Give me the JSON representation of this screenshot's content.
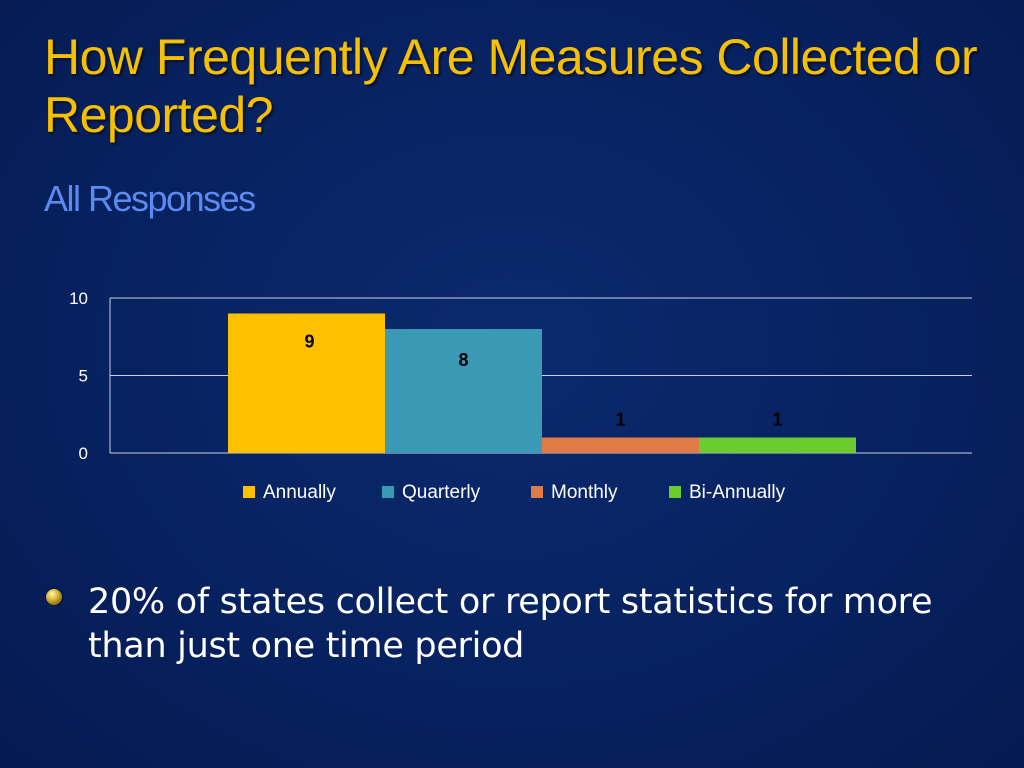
{
  "slide": {
    "title": "How Frequently Are Measures Collected or Reported?",
    "subtitle": "All Responses",
    "bullet": "20% of states collect or report statistics for more than just one time period"
  },
  "chart_data": {
    "type": "bar",
    "title": "",
    "xlabel": "",
    "ylabel": "",
    "ylim": [
      0,
      10
    ],
    "yticks": [
      0,
      5,
      10
    ],
    "grid": true,
    "legend_position": "bottom",
    "series": [
      {
        "name": "Annually",
        "value": 9,
        "color": "#ffc000"
      },
      {
        "name": "Quarterly",
        "value": 8,
        "color": "#3a99b4"
      },
      {
        "name": "Monthly",
        "value": 1,
        "color": "#e07b45"
      },
      {
        "name": "Bi-Annually",
        "value": 1,
        "color": "#6ccc2e"
      }
    ]
  }
}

····················

What to produce =
Where a line of the records above holds the word "color", copy that line.

Answer below =
        "color": "#ffc000"
        "color": "#3a99b4"
        "color": "#e07b45"
        "color": "#6ccc2e"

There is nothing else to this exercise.